[START RECORDS SUPPLIED]

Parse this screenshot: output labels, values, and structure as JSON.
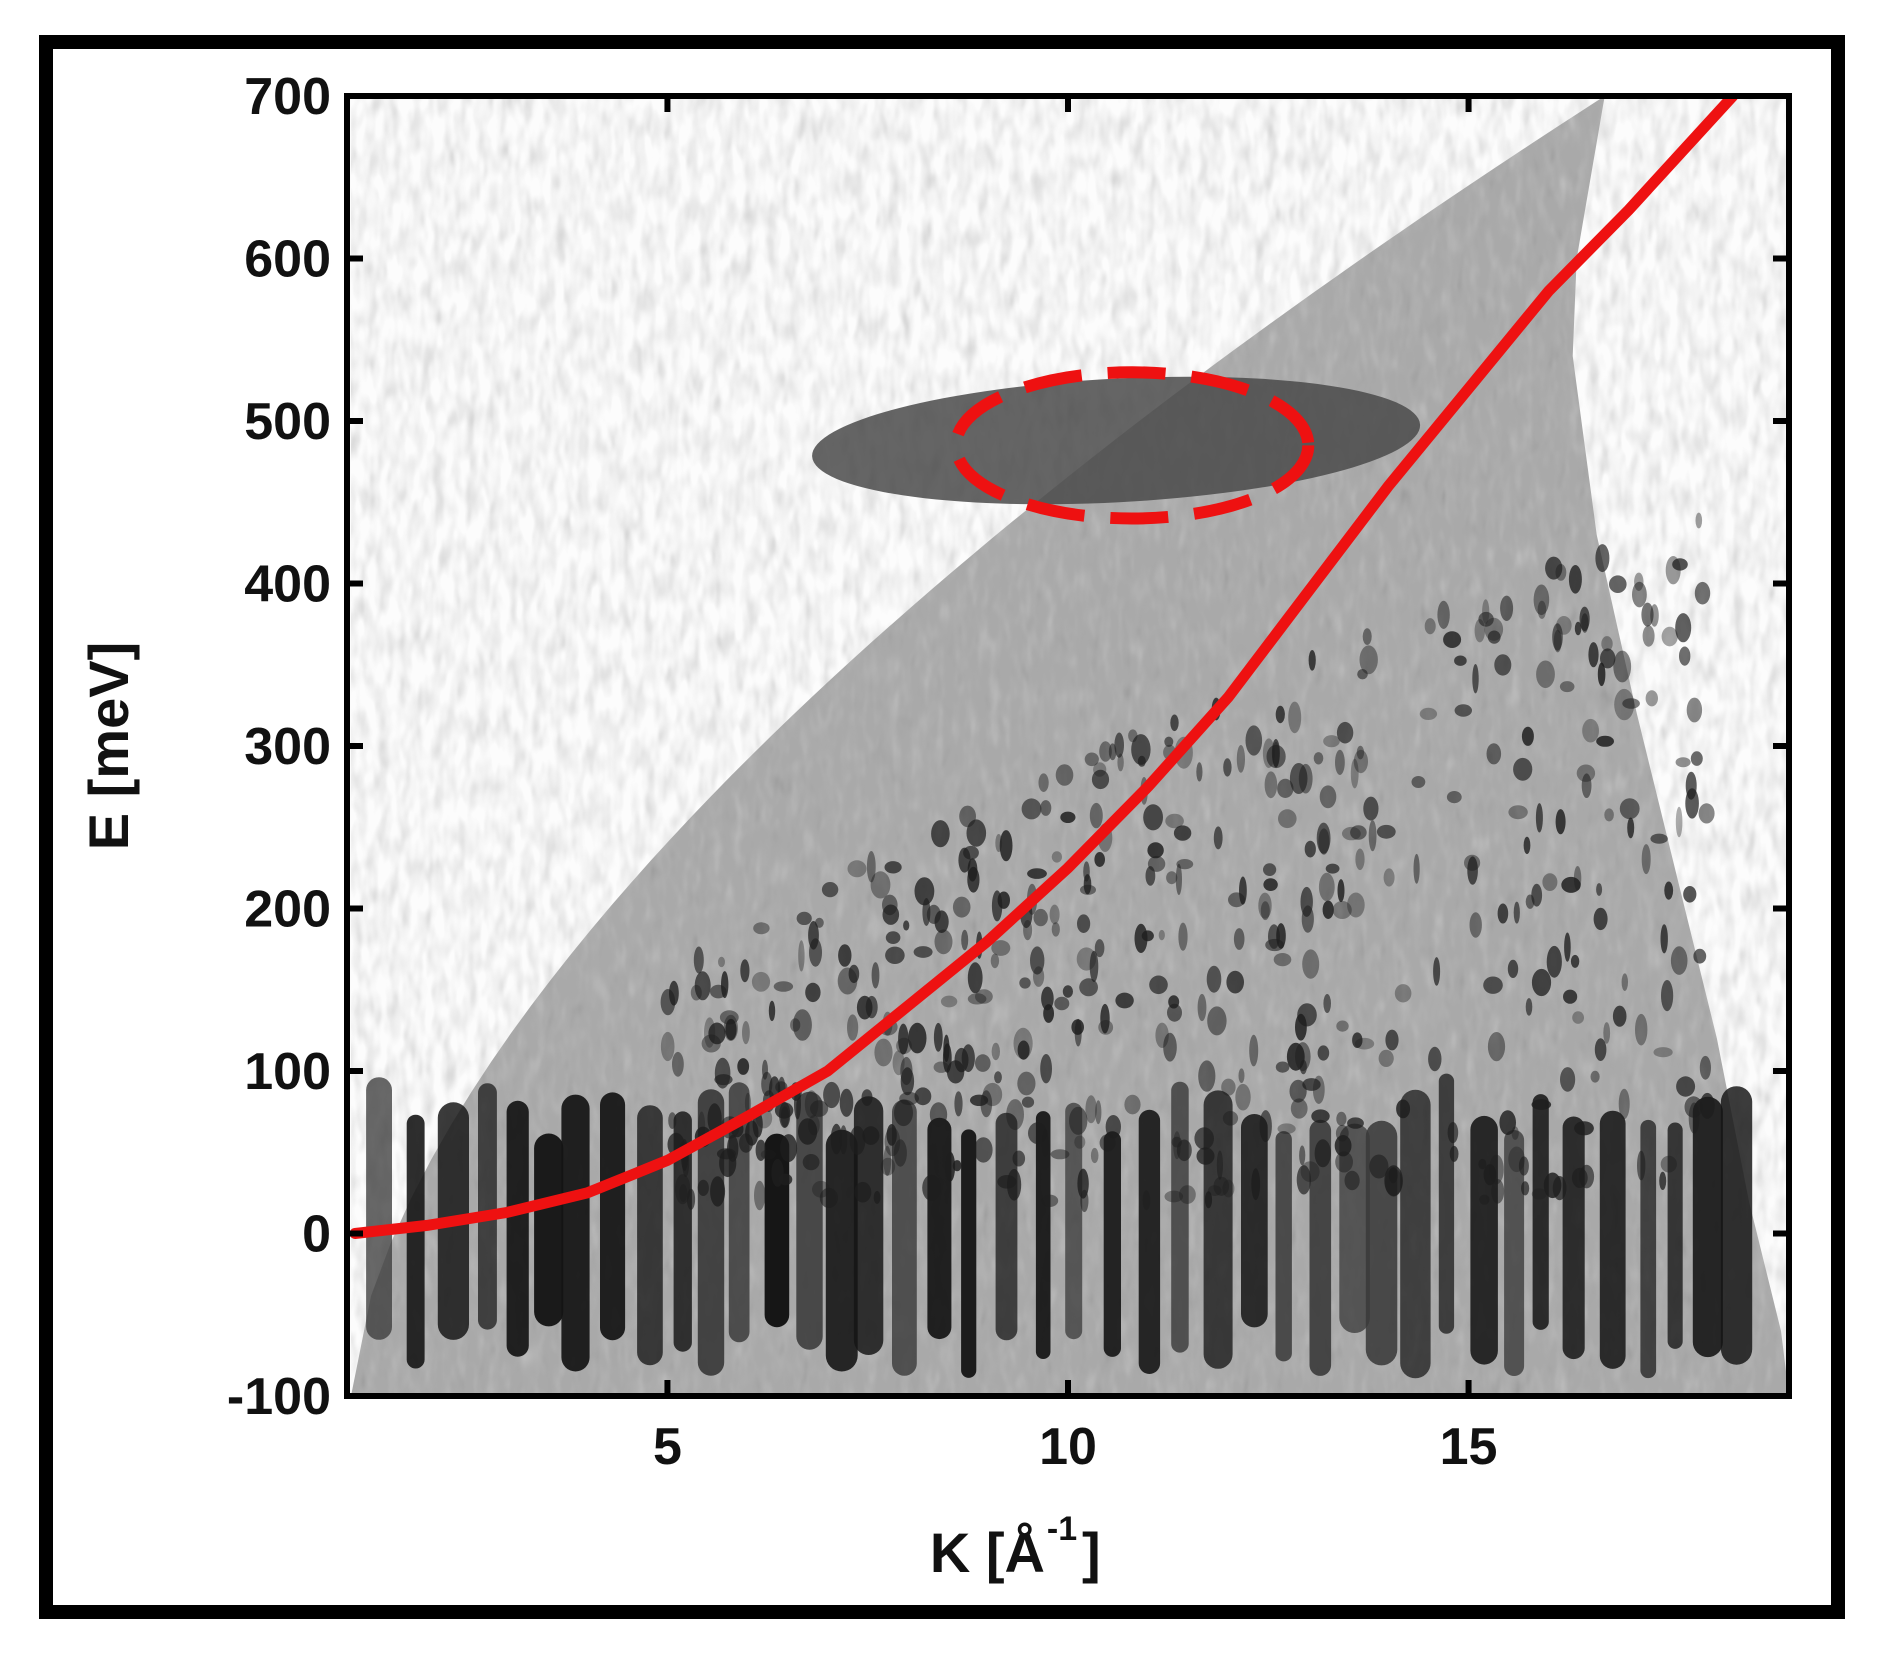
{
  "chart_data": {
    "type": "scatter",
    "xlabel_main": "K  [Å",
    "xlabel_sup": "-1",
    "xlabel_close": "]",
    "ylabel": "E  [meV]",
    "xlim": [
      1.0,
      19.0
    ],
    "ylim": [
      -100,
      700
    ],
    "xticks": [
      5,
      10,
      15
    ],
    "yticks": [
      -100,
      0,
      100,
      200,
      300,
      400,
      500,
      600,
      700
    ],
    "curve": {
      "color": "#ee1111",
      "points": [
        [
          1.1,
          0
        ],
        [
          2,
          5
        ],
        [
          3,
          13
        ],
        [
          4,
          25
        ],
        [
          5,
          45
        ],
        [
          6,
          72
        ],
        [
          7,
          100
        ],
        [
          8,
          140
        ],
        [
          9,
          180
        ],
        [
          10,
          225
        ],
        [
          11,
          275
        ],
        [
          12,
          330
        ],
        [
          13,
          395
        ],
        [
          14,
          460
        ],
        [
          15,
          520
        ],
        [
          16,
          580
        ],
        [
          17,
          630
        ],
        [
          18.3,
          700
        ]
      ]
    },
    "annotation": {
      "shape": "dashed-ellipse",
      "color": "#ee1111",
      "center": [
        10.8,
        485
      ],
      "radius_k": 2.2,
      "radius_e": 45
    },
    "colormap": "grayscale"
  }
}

[END RECORDS SUPPLIED]

#### GOAL OF THE EXERCISE
Pictures are not part of the copy; reproduce everything else in the records exactly.

#### RESULT
Parse this screenshot: output labels, values, and structure as JSON.
{
  "chart_data": {
    "type": "scatter",
    "xlabel_main": "K  [Å",
    "xlabel_sup": "-1",
    "xlabel_close": "]",
    "ylabel": "E  [meV]",
    "xlim": [
      1.0,
      19.0
    ],
    "ylim": [
      -100,
      700
    ],
    "xticks": [
      5,
      10,
      15
    ],
    "yticks": [
      -100,
      0,
      100,
      200,
      300,
      400,
      500,
      600,
      700
    ],
    "curve": {
      "color": "#ee1111",
      "points": [
        [
          1.1,
          0
        ],
        [
          2,
          5
        ],
        [
          3,
          13
        ],
        [
          4,
          25
        ],
        [
          5,
          45
        ],
        [
          6,
          72
        ],
        [
          7,
          100
        ],
        [
          8,
          140
        ],
        [
          9,
          180
        ],
        [
          10,
          225
        ],
        [
          11,
          275
        ],
        [
          12,
          330
        ],
        [
          13,
          395
        ],
        [
          14,
          460
        ],
        [
          15,
          520
        ],
        [
          16,
          580
        ],
        [
          17,
          630
        ],
        [
          18.3,
          700
        ]
      ]
    },
    "annotation": {
      "shape": "dashed-ellipse",
      "color": "#ee1111",
      "center": [
        10.8,
        485
      ],
      "radius_k": 2.2,
      "radius_e": 45
    },
    "colormap": "grayscale"
  }
}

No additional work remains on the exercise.